- [RECORDS TO PROCESS]:
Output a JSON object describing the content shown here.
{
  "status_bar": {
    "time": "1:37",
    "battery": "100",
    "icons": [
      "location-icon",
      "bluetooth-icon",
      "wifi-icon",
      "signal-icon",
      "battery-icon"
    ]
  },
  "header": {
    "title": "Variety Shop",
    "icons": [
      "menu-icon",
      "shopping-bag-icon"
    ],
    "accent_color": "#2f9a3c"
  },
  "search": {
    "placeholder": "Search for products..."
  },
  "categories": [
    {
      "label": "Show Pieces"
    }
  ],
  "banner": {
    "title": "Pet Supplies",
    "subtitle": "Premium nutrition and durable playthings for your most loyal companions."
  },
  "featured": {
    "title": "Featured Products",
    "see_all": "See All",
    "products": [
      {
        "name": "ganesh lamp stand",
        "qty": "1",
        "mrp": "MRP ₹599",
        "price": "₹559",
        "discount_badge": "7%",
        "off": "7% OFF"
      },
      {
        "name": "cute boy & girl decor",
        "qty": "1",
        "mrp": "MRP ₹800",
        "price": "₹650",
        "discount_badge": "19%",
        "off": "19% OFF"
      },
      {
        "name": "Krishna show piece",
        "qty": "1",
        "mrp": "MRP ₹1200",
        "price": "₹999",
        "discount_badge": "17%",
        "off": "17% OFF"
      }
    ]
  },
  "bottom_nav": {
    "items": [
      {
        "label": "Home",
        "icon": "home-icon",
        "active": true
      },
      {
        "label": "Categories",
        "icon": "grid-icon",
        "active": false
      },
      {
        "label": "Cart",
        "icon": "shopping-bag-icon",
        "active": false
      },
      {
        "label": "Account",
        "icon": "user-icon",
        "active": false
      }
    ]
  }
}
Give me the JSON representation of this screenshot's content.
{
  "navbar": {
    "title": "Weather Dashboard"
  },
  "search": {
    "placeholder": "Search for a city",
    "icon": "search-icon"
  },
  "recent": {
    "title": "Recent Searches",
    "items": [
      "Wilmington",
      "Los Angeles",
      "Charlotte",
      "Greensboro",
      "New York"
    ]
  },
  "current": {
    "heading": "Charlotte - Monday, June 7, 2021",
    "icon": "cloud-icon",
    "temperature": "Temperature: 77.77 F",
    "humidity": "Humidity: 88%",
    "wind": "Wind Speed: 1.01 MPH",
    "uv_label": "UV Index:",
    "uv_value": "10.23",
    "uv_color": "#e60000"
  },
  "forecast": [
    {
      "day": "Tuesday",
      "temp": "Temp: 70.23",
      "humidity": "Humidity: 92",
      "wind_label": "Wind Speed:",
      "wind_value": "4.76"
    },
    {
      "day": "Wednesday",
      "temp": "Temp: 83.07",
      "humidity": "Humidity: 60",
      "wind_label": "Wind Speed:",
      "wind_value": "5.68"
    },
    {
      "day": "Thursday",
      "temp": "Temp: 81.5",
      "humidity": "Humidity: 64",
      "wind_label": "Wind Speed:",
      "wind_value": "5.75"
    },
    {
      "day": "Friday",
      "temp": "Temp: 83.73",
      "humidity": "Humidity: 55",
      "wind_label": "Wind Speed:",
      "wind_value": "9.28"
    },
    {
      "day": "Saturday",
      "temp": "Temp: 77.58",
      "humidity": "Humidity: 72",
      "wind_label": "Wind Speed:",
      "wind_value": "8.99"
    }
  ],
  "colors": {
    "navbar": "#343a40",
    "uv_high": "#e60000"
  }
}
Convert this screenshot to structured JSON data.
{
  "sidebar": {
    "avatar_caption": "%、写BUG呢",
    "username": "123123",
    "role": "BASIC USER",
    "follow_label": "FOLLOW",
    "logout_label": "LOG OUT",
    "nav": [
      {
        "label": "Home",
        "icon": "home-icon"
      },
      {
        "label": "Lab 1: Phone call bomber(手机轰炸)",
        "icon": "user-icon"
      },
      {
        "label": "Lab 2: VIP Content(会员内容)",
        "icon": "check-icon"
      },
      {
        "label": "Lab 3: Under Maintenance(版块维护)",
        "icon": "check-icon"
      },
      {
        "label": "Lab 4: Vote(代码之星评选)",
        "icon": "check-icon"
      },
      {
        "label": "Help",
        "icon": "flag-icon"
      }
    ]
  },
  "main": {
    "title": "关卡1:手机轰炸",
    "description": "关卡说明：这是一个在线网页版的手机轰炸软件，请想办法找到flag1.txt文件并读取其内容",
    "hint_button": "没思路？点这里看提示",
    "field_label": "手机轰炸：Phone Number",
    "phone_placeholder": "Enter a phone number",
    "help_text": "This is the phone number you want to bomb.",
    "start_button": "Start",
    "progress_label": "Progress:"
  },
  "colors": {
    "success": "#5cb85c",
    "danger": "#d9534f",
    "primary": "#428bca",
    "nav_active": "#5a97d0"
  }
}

- [SET TASK]:
Reproduce every record, matching each line exactly.

- [SOLUTION]:
Output a JSON object describing the content shown here.
{
  "status_bar": {
    "time": "1:37",
    "battery": "100",
    "icons": [
      "location-icon",
      "bluetooth-icon",
      "wifi-icon",
      "signal-icon",
      "battery-icon"
    ]
  },
  "header": {
    "title": "Variety Shop",
    "icons": [
      "menu-icon",
      "shopping-bag-icon"
    ],
    "accent_color": "#2f9a3c"
  },
  "search": {
    "placeholder": "Search for products..."
  },
  "categories": [
    {
      "label": "Show Pieces"
    }
  ],
  "banner": {
    "title": "Pet Supplies",
    "subtitle": "Premium nutrition and durable playthings for your most loyal companions."
  },
  "featured": {
    "title": "Featured Products",
    "see_all": "See All",
    "products": [
      {
        "name": "ganesh lamp stand",
        "qty": "1",
        "mrp": "MRP ₹599",
        "price": "₹559",
        "discount_badge": "7%",
        "off": "7% OFF"
      },
      {
        "name": "cute boy & girl decor",
        "qty": "1",
        "mrp": "MRP ₹800",
        "price": "₹650",
        "discount_badge": "19%",
        "off": "19% OFF"
      },
      {
        "name": "Krishna show piece",
        "qty": "1",
        "mrp": "MRP ₹1200",
        "price": "₹999",
        "discount_badge": "17%",
        "off": "17% OFF"
      }
    ]
  },
  "bottom_nav": {
    "items": [
      {
        "label": "Home",
        "icon": "home-icon",
        "active": true
      },
      {
        "label": "Categories",
        "icon": "grid-icon",
        "active": false
      },
      {
        "label": "Cart",
        "icon": "shopping-bag-icon",
        "active": false
      },
      {
        "label": "Account",
        "icon": "user-icon",
        "active": false
      }
    ]
  }
}
Give me the JSON representation of this screenshot's content.
{
  "navbar": {
    "title": "Weather Dashboard"
  },
  "search": {
    "placeholder": "Search for a city",
    "icon": "search-icon"
  },
  "recent": {
    "title": "Recent Searches",
    "items": [
      "Wilmington",
      "Los Angeles",
      "Charlotte",
      "Greensboro",
      "New York"
    ]
  },
  "current": {
    "heading": "Charlotte - Monday, June 7, 2021",
    "icon": "cloud-icon",
    "temperature": "Temperature: 77.77 F",
    "humidity": "Humidity: 88%",
    "wind": "Wind Speed: 1.01 MPH",
    "uv_label": "UV Index:",
    "uv_value": "10.23",
    "uv_color": "#e60000"
  },
  "forecast": [
    {
      "day": "Tuesday",
      "temp": "Temp: 70.23",
      "humidity": "Humidity: 92",
      "wind_label": "Wind Speed:",
      "wind_value": "4.76"
    },
    {
      "day": "Wednesday",
      "temp": "Temp: 83.07",
      "humidity": "Humidity: 60",
      "wind_label": "Wind Speed:",
      "wind_value": "5.68"
    },
    {
      "day": "Thursday",
      "temp": "Temp: 81.5",
      "humidity": "Humidity: 64",
      "wind_label": "Wind Speed:",
      "wind_value": "5.75"
    },
    {
      "day": "Friday",
      "temp": "Temp: 83.73",
      "humidity": "Humidity: 55",
      "wind_label": "Wind Speed:",
      "wind_value": "9.28"
    },
    {
      "day": "Saturday",
      "temp": "Temp: 77.58",
      "humidity": "Humidity: 72",
      "wind_label": "Wind Speed:",
      "wind_value": "8.99"
    }
  ],
  "colors": {
    "navbar": "#343a40",
    "uv_high": "#e60000"
  }
}
Convert this screenshot to structured JSON data.
{
  "sidebar": {
    "avatar_caption": "%、写BUG呢",
    "username": "123123",
    "role": "BASIC USER",
    "follow_label": "FOLLOW",
    "logout_label": "LOG OUT",
    "nav": [
      {
        "label": "Home",
        "icon": "home-icon"
      },
      {
        "label": "Lab 1: Phone call bomber(手机轰炸)",
        "icon": "user-icon"
      },
      {
        "label": "Lab 2: VIP Content(会员内容)",
        "icon": "check-icon"
      },
      {
        "label": "Lab 3: Under Maintenance(版块维护)",
        "icon": "check-icon"
      },
      {
        "label": "Lab 4: Vote(代码之星评选)",
        "icon": "check-icon"
      },
      {
        "label": "Help",
        "icon": "flag-icon"
      }
    ]
  },
  "main": {
    "title": "关卡1:手机轰炸",
    "description": "关卡说明：这是一个在线网页版的手机轰炸软件，请想办法找到flag1.txt文件并读取其内容",
    "hint_button": "没思路？点这里看提示",
    "field_label": "手机轰炸：Phone Number",
    "phone_placeholder": "Enter a phone number",
    "help_text": "This is the phone number you want to bomb.",
    "start_button": "Start",
    "progress_label": "Progress:"
  },
  "colors": {
    "success": "#5cb85c",
    "danger": "#d9534f",
    "primary": "#428bca",
    "nav_active": "#5a97d0"
  }
}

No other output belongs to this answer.